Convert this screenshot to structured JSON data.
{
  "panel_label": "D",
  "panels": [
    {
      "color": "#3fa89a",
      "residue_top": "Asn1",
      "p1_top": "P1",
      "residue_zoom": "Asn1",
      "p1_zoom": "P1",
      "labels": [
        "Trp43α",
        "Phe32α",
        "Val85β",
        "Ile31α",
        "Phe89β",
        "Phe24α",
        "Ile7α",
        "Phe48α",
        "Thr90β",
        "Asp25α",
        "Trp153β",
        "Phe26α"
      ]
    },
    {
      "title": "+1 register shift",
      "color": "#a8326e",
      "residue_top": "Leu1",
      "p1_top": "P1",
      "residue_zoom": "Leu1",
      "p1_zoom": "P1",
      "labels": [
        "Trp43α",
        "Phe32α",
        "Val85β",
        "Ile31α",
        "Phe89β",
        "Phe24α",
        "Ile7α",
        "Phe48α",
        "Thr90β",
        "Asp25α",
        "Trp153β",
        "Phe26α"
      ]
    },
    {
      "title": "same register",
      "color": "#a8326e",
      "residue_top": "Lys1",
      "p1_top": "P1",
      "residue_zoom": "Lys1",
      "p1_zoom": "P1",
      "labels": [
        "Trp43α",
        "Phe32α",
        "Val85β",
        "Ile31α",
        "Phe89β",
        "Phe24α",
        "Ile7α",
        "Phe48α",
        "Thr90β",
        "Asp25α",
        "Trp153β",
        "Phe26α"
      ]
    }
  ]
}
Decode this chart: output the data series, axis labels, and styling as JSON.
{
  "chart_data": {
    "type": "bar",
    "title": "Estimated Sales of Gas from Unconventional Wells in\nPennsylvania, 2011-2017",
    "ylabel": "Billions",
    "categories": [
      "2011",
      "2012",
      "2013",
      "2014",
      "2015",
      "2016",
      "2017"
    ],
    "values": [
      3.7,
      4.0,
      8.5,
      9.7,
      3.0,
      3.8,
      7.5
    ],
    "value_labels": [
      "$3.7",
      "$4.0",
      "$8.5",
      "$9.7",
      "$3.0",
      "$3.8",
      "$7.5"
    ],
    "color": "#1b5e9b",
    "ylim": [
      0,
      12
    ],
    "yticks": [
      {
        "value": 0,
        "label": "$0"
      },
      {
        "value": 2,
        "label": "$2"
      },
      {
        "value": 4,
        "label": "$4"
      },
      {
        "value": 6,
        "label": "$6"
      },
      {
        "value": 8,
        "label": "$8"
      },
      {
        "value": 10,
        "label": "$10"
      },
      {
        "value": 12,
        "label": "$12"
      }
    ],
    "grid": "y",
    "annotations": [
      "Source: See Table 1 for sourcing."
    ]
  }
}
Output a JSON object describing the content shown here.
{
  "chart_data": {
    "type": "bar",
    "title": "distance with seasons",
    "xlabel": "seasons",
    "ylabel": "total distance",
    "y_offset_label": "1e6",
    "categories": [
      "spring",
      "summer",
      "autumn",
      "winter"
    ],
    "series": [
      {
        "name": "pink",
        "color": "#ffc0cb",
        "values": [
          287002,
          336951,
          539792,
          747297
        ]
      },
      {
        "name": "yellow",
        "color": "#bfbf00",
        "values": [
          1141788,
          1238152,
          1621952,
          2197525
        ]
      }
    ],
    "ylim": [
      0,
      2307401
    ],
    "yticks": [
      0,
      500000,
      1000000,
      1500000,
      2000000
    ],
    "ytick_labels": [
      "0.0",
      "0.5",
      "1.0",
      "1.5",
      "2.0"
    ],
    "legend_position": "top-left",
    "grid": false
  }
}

-=-=-

**YOUR OBJECTIVE:** Repeat each record in full; every line must match exactly.

**SOLUTION TO THIS TASK:**
Convert this screenshot to structured JSON data.
{
  "panel_label": "D",
  "panels": [
    {
      "color": "#3fa89a",
      "residue_top": "Asn1",
      "p1_top": "P1",
      "residue_zoom": "Asn1",
      "p1_zoom": "P1",
      "labels": [
        "Trp43α",
        "Phe32α",
        "Val85β",
        "Ile31α",
        "Phe89β",
        "Phe24α",
        "Ile7α",
        "Phe48α",
        "Thr90β",
        "Asp25α",
        "Trp153β",
        "Phe26α"
      ]
    },
    {
      "title": "+1 register shift",
      "color": "#a8326e",
      "residue_top": "Leu1",
      "p1_top": "P1",
      "residue_zoom": "Leu1",
      "p1_zoom": "P1",
      "labels": [
        "Trp43α",
        "Phe32α",
        "Val85β",
        "Ile31α",
        "Phe89β",
        "Phe24α",
        "Ile7α",
        "Phe48α",
        "Thr90β",
        "Asp25α",
        "Trp153β",
        "Phe26α"
      ]
    },
    {
      "title": "same register",
      "color": "#a8326e",
      "residue_top": "Lys1",
      "p1_top": "P1",
      "residue_zoom": "Lys1",
      "p1_zoom": "P1",
      "labels": [
        "Trp43α",
        "Phe32α",
        "Val85β",
        "Ile31α",
        "Phe89β",
        "Phe24α",
        "Ile7α",
        "Phe48α",
        "Thr90β",
        "Asp25α",
        "Trp153β",
        "Phe26α"
      ]
    }
  ]
}
Decode this chart: output the data series, axis labels, and styling as JSON.
{
  "chart_data": {
    "type": "bar",
    "title": "Estimated Sales of Gas from Unconventional Wells in\nPennsylvania, 2011-2017",
    "ylabel": "Billions",
    "categories": [
      "2011",
      "2012",
      "2013",
      "2014",
      "2015",
      "2016",
      "2017"
    ],
    "values": [
      3.7,
      4.0,
      8.5,
      9.7,
      3.0,
      3.8,
      7.5
    ],
    "value_labels": [
      "$3.7",
      "$4.0",
      "$8.5",
      "$9.7",
      "$3.0",
      "$3.8",
      "$7.5"
    ],
    "color": "#1b5e9b",
    "ylim": [
      0,
      12
    ],
    "yticks": [
      {
        "value": 0,
        "label": "$0"
      },
      {
        "value": 2,
        "label": "$2"
      },
      {
        "value": 4,
        "label": "$4"
      },
      {
        "value": 6,
        "label": "$6"
      },
      {
        "value": 8,
        "label": "$8"
      },
      {
        "value": 10,
        "label": "$10"
      },
      {
        "value": 12,
        "label": "$12"
      }
    ],
    "grid": "y",
    "annotations": [
      "Source: See Table 1 for sourcing."
    ]
  }
}
Output a JSON object describing the content shown here.
{
  "chart_data": {
    "type": "bar",
    "title": "distance with seasons",
    "xlabel": "seasons",
    "ylabel": "total distance",
    "y_offset_label": "1e6",
    "categories": [
      "spring",
      "summer",
      "autumn",
      "winter"
    ],
    "series": [
      {
        "name": "pink",
        "color": "#ffc0cb",
        "values": [
          287002,
          336951,
          539792,
          747297
        ]
      },
      {
        "name": "yellow",
        "color": "#bfbf00",
        "values": [
          1141788,
          1238152,
          1621952,
          2197525
        ]
      }
    ],
    "ylim": [
      0,
      2307401
    ],
    "yticks": [
      0,
      500000,
      1000000,
      1500000,
      2000000
    ],
    "ytick_labels": [
      "0.0",
      "0.5",
      "1.0",
      "1.5",
      "2.0"
    ],
    "legend_position": "top-left",
    "grid": false
  }
}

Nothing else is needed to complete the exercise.